* Requirement: The data below should be printed in full, exactly, and without any of its images.

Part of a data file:

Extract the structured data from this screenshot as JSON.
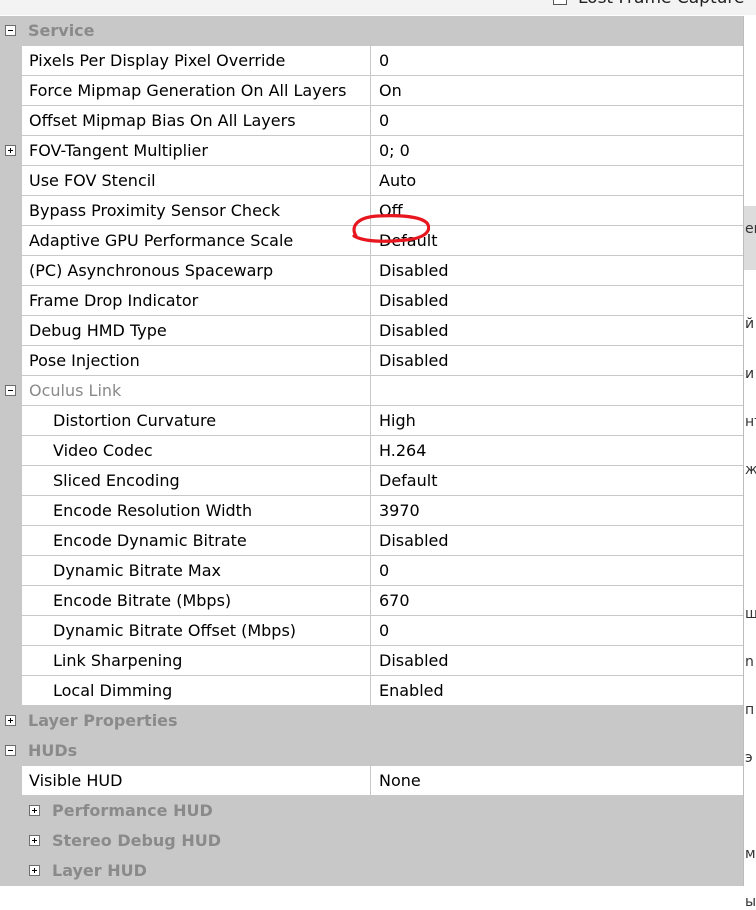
{
  "top": {
    "checkbox_label": "Lost Frame Capture"
  },
  "colors": {
    "category_bg": "#c8c8c8",
    "category_text": "#8a8a8a",
    "annotation": "#e8161e"
  },
  "annotation": {
    "highlights_row": "Bypass Proximity Sensor Check"
  },
  "service": {
    "title": "Service",
    "rows": [
      {
        "name": "Pixels Per Display Pixel Override",
        "value": "0"
      },
      {
        "name": "Force Mipmap Generation On All Layers",
        "value": "On"
      },
      {
        "name": "Offset Mipmap Bias On All Layers",
        "value": "0"
      },
      {
        "name": "FOV-Tangent Multiplier",
        "value": "0; 0"
      },
      {
        "name": "Use FOV Stencil",
        "value": "Auto"
      },
      {
        "name": "Bypass Proximity Sensor Check",
        "value": "Off"
      },
      {
        "name": "Adaptive GPU Performance Scale",
        "value": "Default"
      },
      {
        "name": "(PC) Asynchronous Spacewarp",
        "value": "Disabled"
      },
      {
        "name": "Frame Drop Indicator",
        "value": "Disabled"
      },
      {
        "name": "Debug HMD Type",
        "value": "Disabled"
      },
      {
        "name": "Pose Injection",
        "value": "Disabled"
      }
    ]
  },
  "oculus_link": {
    "title": "Oculus Link",
    "rows": [
      {
        "name": "Distortion Curvature",
        "value": "High"
      },
      {
        "name": "Video Codec",
        "value": "H.264"
      },
      {
        "name": "Sliced Encoding",
        "value": "Default"
      },
      {
        "name": "Encode Resolution Width",
        "value": "3970"
      },
      {
        "name": "Encode Dynamic Bitrate",
        "value": "Disabled"
      },
      {
        "name": "Dynamic Bitrate Max",
        "value": "0"
      },
      {
        "name": "Encode Bitrate (Mbps)",
        "value": "670"
      },
      {
        "name": "Dynamic Bitrate Offset (Mbps)",
        "value": "0"
      },
      {
        "name": "Link Sharpening",
        "value": "Disabled"
      },
      {
        "name": "Local Dimming",
        "value": "Enabled"
      }
    ]
  },
  "layer_properties": {
    "title": "Layer Properties"
  },
  "huds": {
    "title": "HUDs",
    "visible_hud": {
      "name": "Visible HUD",
      "value": "None"
    },
    "sub": [
      "Performance HUD",
      "Stereo Debug HUD",
      "Layer HUD"
    ]
  },
  "side_fragments": [
    "er",
    "й",
    "и",
    "нт",
    "ж",
    "щ",
    "n",
    "п",
    "э",
    "м",
    "ы"
  ]
}
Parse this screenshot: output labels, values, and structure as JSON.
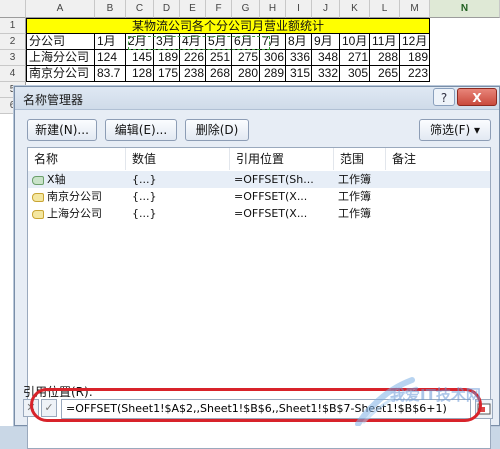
{
  "sheet": {
    "columns": [
      "A",
      "B",
      "C",
      "D",
      "E",
      "F",
      "G",
      "H",
      "I",
      "J",
      "K",
      "L",
      "M",
      "N"
    ],
    "row_numbers": [
      "1",
      "2",
      "3",
      "4",
      "5",
      "6"
    ],
    "title": "某物流公司各个分公司月营业额统计",
    "header_row": [
      "分公司",
      "1月",
      "2月",
      "3月",
      "4月",
      "5月",
      "6月",
      "7月",
      "8月",
      "9月",
      "10月",
      "11月",
      "12月"
    ],
    "rows": [
      [
        "上海分公司",
        "124",
        "145",
        "189",
        "226",
        "251",
        "275",
        "306",
        "336",
        "348",
        "271",
        "288",
        "189"
      ],
      [
        "南京分公司",
        "83.7",
        "128",
        "175",
        "238",
        "268",
        "280",
        "289",
        "315",
        "332",
        "305",
        "265",
        "223"
      ]
    ]
  },
  "dialog": {
    "title": "名称管理器",
    "help_label": "?",
    "close_label": "X",
    "buttons": {
      "new": "新建(N)...",
      "edit": "编辑(E)...",
      "delete": "删除(D)",
      "filter": "筛选(F) ▾"
    },
    "list": {
      "headers": [
        "名称",
        "数值",
        "引用位置",
        "范围",
        "备注"
      ],
      "items": [
        {
          "name": "X轴",
          "value": "{...}",
          "ref": "=OFFSET(Sh...",
          "scope": "工作簿",
          "icon": "green-name-icon"
        },
        {
          "name": "南京分公司",
          "value": "{...}",
          "ref": "=OFFSET(X...",
          "scope": "工作簿",
          "icon": "yellow-name-icon"
        },
        {
          "name": "上海分公司",
          "value": "{...}",
          "ref": "=OFFSET(X...",
          "scope": "工作簿",
          "icon": "yellow-name-icon"
        }
      ]
    },
    "ref_label": "引用位置(R):",
    "ref_value": "=OFFSET(Sheet1!$A$2,,Sheet1!$B$6,,Sheet1!$B$7-Sheet1!$B$6+1)",
    "cancel_mark": "✕",
    "confirm_mark": "✓"
  },
  "watermark": "我爱IT技术网",
  "colors": {
    "title_fill": "#ffff00",
    "highlight_oval": "#d8232a",
    "dialog_bg": "#e7edf5"
  }
}
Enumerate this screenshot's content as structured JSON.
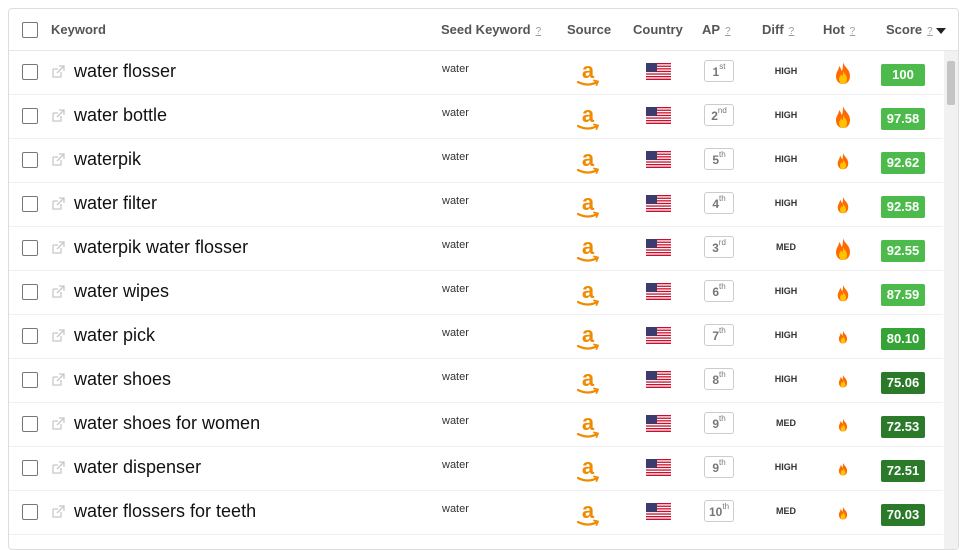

* Reply:
Extract the structured data from this screenshot as JSON.
{
  "top": {
    "checkbox_label": "Lost Frame Capture"
  },
  "colors": {
    "category_bg": "#c8c8c8",
    "category_text": "#8a8a8a",
    "annotation": "#e8161e"
  },
  "annotation": {
    "highlights_row": "Bypass Proximity Sensor Check"
  },
  "service": {
    "title": "Service",
    "rows": [
      {
        "name": "Pixels Per Display Pixel Override",
        "value": "0"
      },
      {
        "name": "Force Mipmap Generation On All Layers",
        "value": "On"
      },
      {
        "name": "Offset Mipmap Bias On All Layers",
        "value": "0"
      },
      {
        "name": "FOV-Tangent Multiplier",
        "value": "0; 0"
      },
      {
        "name": "Use FOV Stencil",
        "value": "Auto"
      },
      {
        "name": "Bypass Proximity Sensor Check",
        "value": "Off"
      },
      {
        "name": "Adaptive GPU Performance Scale",
        "value": "Default"
      },
      {
        "name": "(PC) Asynchronous Spacewarp",
        "value": "Disabled"
      },
      {
        "name": "Frame Drop Indicator",
        "value": "Disabled"
      },
      {
        "name": "Debug HMD Type",
        "value": "Disabled"
      },
      {
        "name": "Pose Injection",
        "value": "Disabled"
      }
    ]
  },
  "oculus_link": {
    "title": "Oculus Link",
    "rows": [
      {
        "name": "Distortion Curvature",
        "value": "High"
      },
      {
        "name": "Video Codec",
        "value": "H.264"
      },
      {
        "name": "Sliced Encoding",
        "value": "Default"
      },
      {
        "name": "Encode Resolution Width",
        "value": "3970"
      },
      {
        "name": "Encode Dynamic Bitrate",
        "value": "Disabled"
      },
      {
        "name": "Dynamic Bitrate Max",
        "value": "0"
      },
      {
        "name": "Encode Bitrate (Mbps)",
        "value": "670"
      },
      {
        "name": "Dynamic Bitrate Offset (Mbps)",
        "value": "0"
      },
      {
        "name": "Link Sharpening",
        "value": "Disabled"
      },
      {
        "name": "Local Dimming",
        "value": "Enabled"
      }
    ]
  },
  "layer_properties": {
    "title": "Layer Properties"
  },
  "huds": {
    "title": "HUDs",
    "visible_hud": {
      "name": "Visible HUD",
      "value": "None"
    },
    "sub": [
      "Performance HUD",
      "Stereo Debug HUD",
      "Layer HUD"
    ]
  },
  "side_fragments": [
    "er",
    "й",
    "и",
    "нт",
    "ж",
    "щ",
    "n",
    "п",
    "э",
    "м",
    "ы"
  ]
}
Parse this screenshot: output labels, values, and structure as JSON.
{
  "sheet": {
    "columns": [
      "A",
      "B",
      "C",
      "D",
      "E",
      "F",
      "G",
      "H",
      "I",
      "J",
      "K",
      "L",
      "M",
      "N"
    ],
    "row_numbers": [
      "1",
      "2",
      "3",
      "4",
      "5",
      "6"
    ],
    "title": "某物流公司各个分公司月营业额统计",
    "header_row": [
      "分公司",
      "1月",
      "2月",
      "3月",
      "4月",
      "5月",
      "6月",
      "7月",
      "8月",
      "9月",
      "10月",
      "11月",
      "12月"
    ],
    "rows": [
      [
        "上海分公司",
        "124",
        "145",
        "189",
        "226",
        "251",
        "275",
        "306",
        "336",
        "348",
        "271",
        "288",
        "189"
      ],
      [
        "南京分公司",
        "83.7",
        "128",
        "175",
        "238",
        "268",
        "280",
        "289",
        "315",
        "332",
        "305",
        "265",
        "223"
      ]
    ]
  },
  "dialog": {
    "title": "名称管理器",
    "help_label": "?",
    "close_label": "X",
    "buttons": {
      "new": "新建(N)...",
      "edit": "编辑(E)...",
      "delete": "删除(D)",
      "filter": "筛选(F) ▾"
    },
    "list": {
      "headers": [
        "名称",
        "数值",
        "引用位置",
        "范围",
        "备注"
      ],
      "items": [
        {
          "name": "X轴",
          "value": "{...}",
          "ref": "=OFFSET(Sh...",
          "scope": "工作簿",
          "icon": "green-name-icon"
        },
        {
          "name": "南京分公司",
          "value": "{...}",
          "ref": "=OFFSET(X...",
          "scope": "工作簿",
          "icon": "yellow-name-icon"
        },
        {
          "name": "上海分公司",
          "value": "{...}",
          "ref": "=OFFSET(X...",
          "scope": "工作簿",
          "icon": "yellow-name-icon"
        }
      ]
    },
    "ref_label": "引用位置(R):",
    "ref_value": "=OFFSET(Sheet1!$A$2,,Sheet1!$B$6,,Sheet1!$B$7-Sheet1!$B$6+1)",
    "cancel_mark": "✕",
    "confirm_mark": "✓"
  },
  "watermark": "我爱IT技术网",
  "colors": {
    "title_fill": "#ffff00",
    "highlight_oval": "#d8232a",
    "dialog_bg": "#e7edf5"
  }
}
Enumerate this screenshot's content as structured JSON.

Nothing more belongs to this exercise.